### What is expected
For each line in the data below that holds "this", return a copy.

### Records from a collection of figures
* * *

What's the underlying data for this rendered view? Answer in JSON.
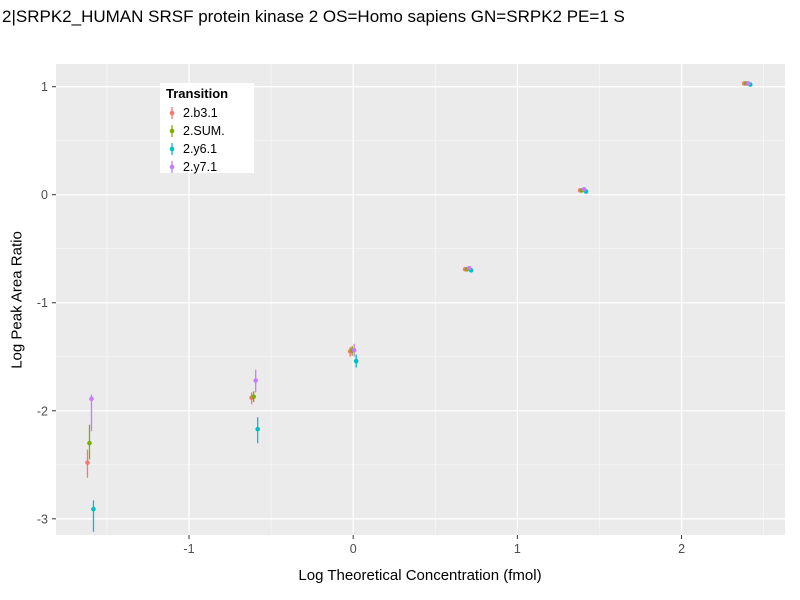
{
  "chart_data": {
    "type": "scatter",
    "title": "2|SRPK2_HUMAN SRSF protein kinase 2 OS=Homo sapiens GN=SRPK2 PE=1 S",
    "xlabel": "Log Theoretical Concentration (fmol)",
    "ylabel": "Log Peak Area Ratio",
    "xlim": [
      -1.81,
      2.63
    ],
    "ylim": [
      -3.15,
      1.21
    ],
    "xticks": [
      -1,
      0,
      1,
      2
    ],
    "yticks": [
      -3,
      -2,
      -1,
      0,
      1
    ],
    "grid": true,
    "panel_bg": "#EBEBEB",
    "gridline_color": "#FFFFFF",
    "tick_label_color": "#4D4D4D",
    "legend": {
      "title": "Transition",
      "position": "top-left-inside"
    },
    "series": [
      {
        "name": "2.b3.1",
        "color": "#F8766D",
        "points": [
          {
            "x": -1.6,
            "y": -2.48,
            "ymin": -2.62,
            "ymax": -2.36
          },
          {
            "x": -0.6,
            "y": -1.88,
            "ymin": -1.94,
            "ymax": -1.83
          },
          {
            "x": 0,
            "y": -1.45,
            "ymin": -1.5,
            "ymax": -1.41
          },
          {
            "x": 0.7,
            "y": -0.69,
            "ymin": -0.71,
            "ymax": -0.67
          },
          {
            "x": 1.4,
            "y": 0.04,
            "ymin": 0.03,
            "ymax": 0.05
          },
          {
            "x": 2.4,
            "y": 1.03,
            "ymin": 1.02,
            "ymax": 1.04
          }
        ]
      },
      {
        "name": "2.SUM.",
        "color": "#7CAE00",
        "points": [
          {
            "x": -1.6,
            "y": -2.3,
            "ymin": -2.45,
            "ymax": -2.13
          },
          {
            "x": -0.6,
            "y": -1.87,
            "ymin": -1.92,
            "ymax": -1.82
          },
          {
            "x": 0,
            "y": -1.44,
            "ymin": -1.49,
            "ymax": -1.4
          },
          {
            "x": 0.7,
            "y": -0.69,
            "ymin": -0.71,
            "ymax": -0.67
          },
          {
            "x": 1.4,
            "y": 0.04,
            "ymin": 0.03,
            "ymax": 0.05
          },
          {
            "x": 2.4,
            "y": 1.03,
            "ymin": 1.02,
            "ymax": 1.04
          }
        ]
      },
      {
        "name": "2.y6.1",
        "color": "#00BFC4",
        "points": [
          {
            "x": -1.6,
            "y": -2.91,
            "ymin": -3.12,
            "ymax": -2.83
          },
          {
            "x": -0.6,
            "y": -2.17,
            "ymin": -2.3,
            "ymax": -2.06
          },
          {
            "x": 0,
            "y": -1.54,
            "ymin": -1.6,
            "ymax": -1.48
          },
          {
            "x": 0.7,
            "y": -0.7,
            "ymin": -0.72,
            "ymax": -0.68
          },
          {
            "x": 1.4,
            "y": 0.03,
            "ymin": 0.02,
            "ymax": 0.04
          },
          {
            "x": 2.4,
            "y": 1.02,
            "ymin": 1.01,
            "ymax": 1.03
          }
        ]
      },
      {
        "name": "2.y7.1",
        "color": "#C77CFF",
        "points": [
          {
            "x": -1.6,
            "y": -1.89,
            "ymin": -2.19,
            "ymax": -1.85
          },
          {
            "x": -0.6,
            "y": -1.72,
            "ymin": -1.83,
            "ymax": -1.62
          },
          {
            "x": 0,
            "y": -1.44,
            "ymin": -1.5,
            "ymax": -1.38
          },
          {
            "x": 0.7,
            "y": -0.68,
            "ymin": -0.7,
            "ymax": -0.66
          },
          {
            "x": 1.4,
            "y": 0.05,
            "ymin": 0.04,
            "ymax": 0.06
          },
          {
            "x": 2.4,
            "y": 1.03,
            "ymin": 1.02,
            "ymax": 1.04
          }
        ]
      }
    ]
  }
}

* * *

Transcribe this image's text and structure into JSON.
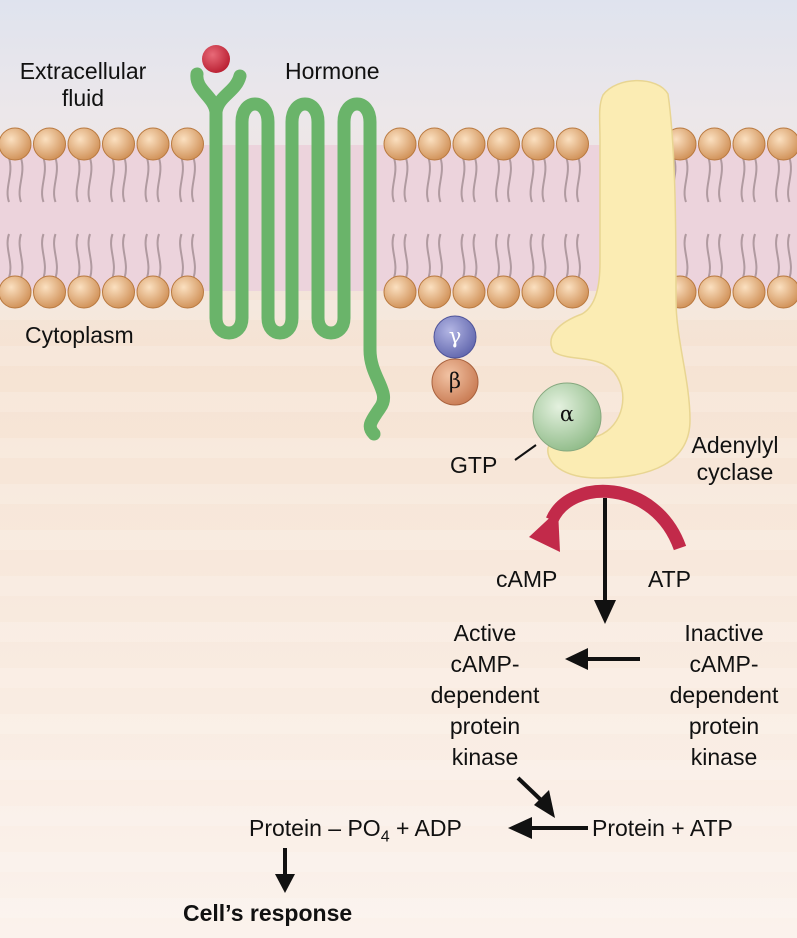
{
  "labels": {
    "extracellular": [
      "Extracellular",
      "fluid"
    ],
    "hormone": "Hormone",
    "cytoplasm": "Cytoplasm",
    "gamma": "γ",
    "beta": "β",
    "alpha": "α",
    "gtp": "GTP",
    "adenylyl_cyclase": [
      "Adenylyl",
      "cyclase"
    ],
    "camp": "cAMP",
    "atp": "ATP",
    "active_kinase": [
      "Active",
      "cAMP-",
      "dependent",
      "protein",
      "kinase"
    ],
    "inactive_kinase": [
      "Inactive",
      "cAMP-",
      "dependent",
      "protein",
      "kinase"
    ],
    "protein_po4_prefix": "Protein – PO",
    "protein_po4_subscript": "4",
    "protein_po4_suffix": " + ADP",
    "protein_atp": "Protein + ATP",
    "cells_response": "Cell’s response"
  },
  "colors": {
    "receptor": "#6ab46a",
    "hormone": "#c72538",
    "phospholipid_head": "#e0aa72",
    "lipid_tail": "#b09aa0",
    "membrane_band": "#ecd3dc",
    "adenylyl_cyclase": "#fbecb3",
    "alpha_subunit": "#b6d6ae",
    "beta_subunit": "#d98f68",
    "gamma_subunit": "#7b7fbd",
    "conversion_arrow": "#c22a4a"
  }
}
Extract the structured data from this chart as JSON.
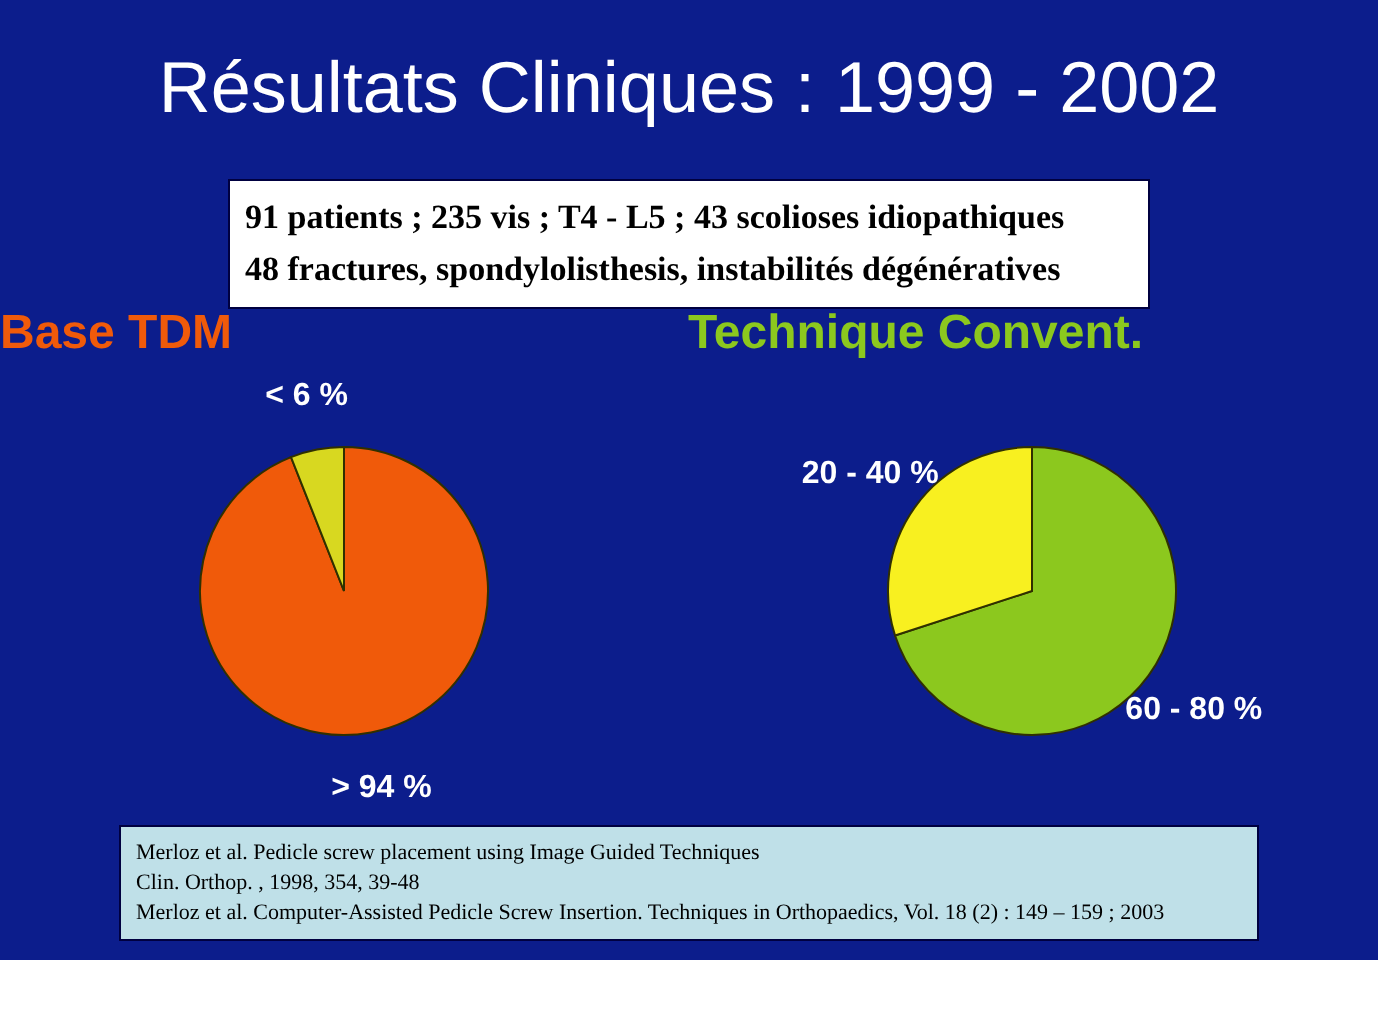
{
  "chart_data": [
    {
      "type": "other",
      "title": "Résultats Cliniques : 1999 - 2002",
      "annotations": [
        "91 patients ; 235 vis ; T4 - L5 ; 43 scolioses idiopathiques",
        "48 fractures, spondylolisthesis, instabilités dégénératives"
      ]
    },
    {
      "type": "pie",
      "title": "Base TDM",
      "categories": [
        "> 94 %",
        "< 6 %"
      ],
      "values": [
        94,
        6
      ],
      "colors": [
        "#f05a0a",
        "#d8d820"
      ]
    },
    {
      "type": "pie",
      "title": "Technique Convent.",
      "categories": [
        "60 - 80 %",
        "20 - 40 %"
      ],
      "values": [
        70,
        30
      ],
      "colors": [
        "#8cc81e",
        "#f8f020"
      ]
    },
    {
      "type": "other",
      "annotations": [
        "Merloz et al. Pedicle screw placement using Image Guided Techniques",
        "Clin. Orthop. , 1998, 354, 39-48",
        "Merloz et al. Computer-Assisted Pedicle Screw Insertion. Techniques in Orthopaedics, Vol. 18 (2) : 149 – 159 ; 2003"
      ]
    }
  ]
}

* * *

### Task answer
What's the underlying data for this rendered view? Answer in JSON.
Transcribe this image's text and structure into JSON.
Extract the structured data from this chart as JSON.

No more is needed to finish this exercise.